---- ENTRIES SHOWN

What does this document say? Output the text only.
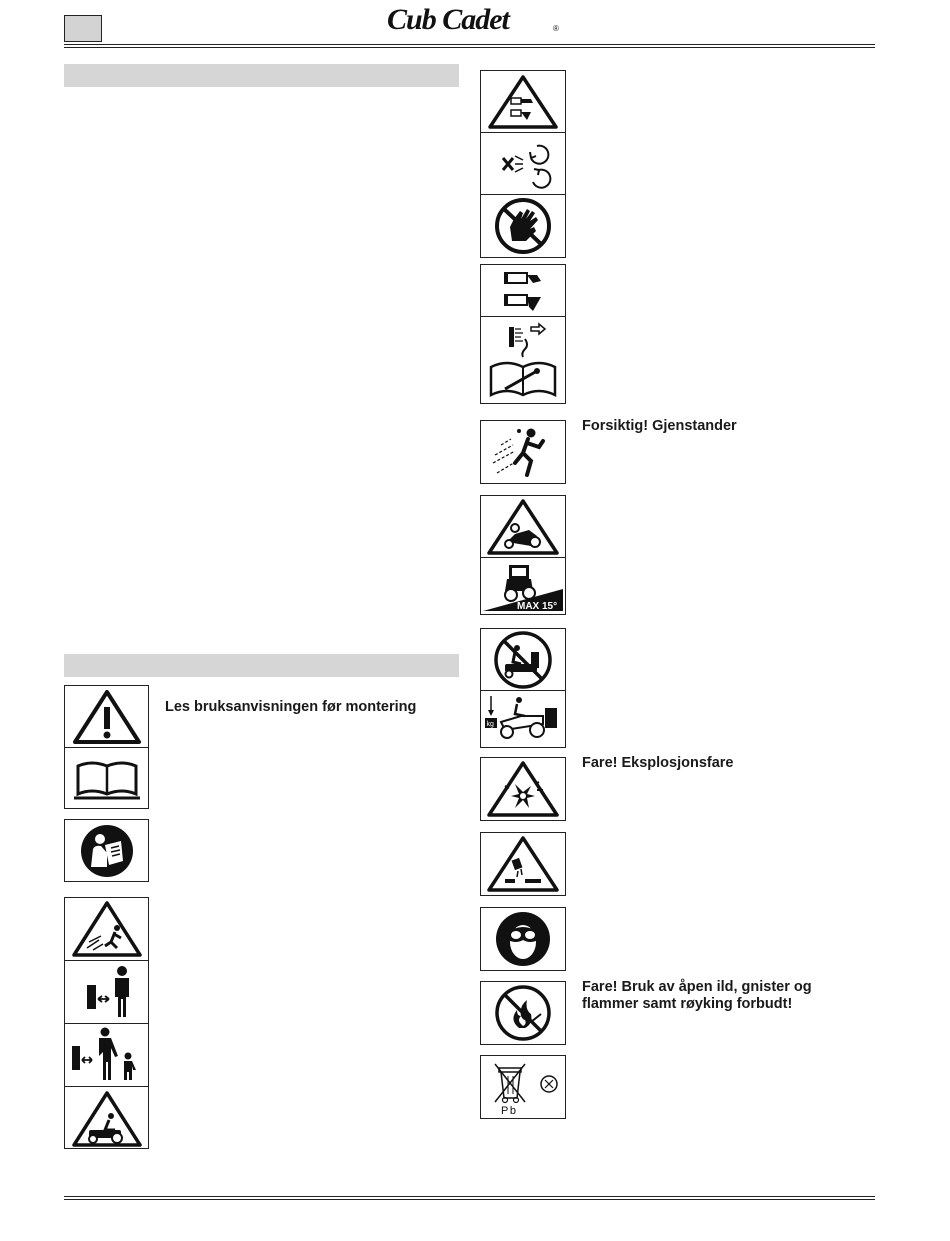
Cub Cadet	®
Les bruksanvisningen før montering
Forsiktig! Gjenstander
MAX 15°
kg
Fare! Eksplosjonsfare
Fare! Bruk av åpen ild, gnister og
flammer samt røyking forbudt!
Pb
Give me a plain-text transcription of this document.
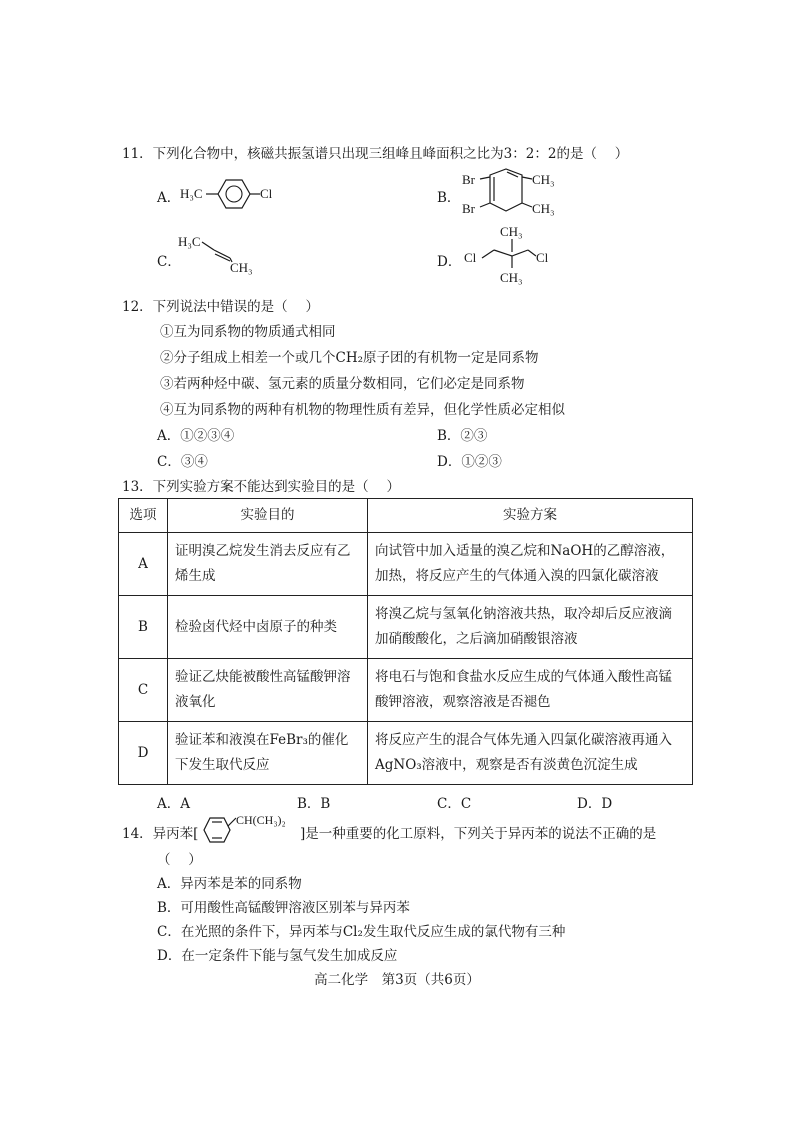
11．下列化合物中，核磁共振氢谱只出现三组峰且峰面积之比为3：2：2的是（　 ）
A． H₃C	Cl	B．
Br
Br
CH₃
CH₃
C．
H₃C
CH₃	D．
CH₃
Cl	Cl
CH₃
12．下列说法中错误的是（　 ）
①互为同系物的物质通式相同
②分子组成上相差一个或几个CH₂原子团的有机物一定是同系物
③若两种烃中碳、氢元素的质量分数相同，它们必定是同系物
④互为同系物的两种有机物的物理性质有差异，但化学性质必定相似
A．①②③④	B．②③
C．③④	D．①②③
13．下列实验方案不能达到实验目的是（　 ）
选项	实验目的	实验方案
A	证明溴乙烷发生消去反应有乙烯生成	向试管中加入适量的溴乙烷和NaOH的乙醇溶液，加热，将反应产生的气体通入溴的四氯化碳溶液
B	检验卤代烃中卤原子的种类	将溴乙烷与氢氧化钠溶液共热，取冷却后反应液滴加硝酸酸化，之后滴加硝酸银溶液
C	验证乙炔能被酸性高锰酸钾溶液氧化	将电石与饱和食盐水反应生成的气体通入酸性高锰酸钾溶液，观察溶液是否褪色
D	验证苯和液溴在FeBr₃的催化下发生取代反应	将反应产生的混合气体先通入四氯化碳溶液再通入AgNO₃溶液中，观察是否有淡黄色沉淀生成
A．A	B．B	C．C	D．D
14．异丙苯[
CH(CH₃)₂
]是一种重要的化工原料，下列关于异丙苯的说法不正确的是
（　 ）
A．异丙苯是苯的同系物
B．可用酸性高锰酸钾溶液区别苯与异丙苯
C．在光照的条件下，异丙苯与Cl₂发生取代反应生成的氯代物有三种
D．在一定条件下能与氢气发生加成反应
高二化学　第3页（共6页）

--------

> **TASK BRIEF**: Output the full set of records above without changing a word, and drop the images.

> **CORRECT RESPONSE**:
What does this document say? Output the text only.
Cub Cadet	®
Les bruksanvisningen før montering
Forsiktig! Gjenstander
MAX 15°
kg
Fare! Eksplosjonsfare
Fare! Bruk av åpen ild, gnister og
flammer samt røyking forbudt!
Pb
Give me a plain-text transcription of this document.
11．下列化合物中，核磁共振氢谱只出现三组峰且峰面积之比为3：2：2的是（　 ）
A． H₃C	Cl	B．
Br
Br
CH₃
CH₃
C．
H₃C
CH₃	D．
CH₃
Cl	Cl
CH₃
12．下列说法中错误的是（　 ）
①互为同系物的物质通式相同
②分子组成上相差一个或几个CH₂原子团的有机物一定是同系物
③若两种烃中碳、氢元素的质量分数相同，它们必定是同系物
④互为同系物的两种有机物的物理性质有差异，但化学性质必定相似
A．①②③④	B．②③
C．③④	D．①②③
13．下列实验方案不能达到实验目的是（　 ）
选项	实验目的	实验方案
A	证明溴乙烷发生消去反应有乙烯生成	向试管中加入适量的溴乙烷和NaOH的乙醇溶液，加热，将反应产生的气体通入溴的四氯化碳溶液
B	检验卤代烃中卤原子的种类	将溴乙烷与氢氧化钠溶液共热，取冷却后反应液滴加硝酸酸化，之后滴加硝酸银溶液
C	验证乙炔能被酸性高锰酸钾溶液氧化	将电石与饱和食盐水反应生成的气体通入酸性高锰酸钾溶液，观察溶液是否褪色
D	验证苯和液溴在FeBr₃的催化下发生取代反应	将反应产生的混合气体先通入四氯化碳溶液再通入AgNO₃溶液中，观察是否有淡黄色沉淀生成
A．A	B．B	C．C	D．D
14．异丙苯[
CH(CH₃)₂
]是一种重要的化工原料，下列关于异丙苯的说法不正确的是
（　 ）
A．异丙苯是苯的同系物
B．可用酸性高锰酸钾溶液区别苯与异丙苯
C．在光照的条件下，异丙苯与Cl₂发生取代反应生成的氯代物有三种
D．在一定条件下能与氢气发生加成反应
高二化学　第3页（共6页）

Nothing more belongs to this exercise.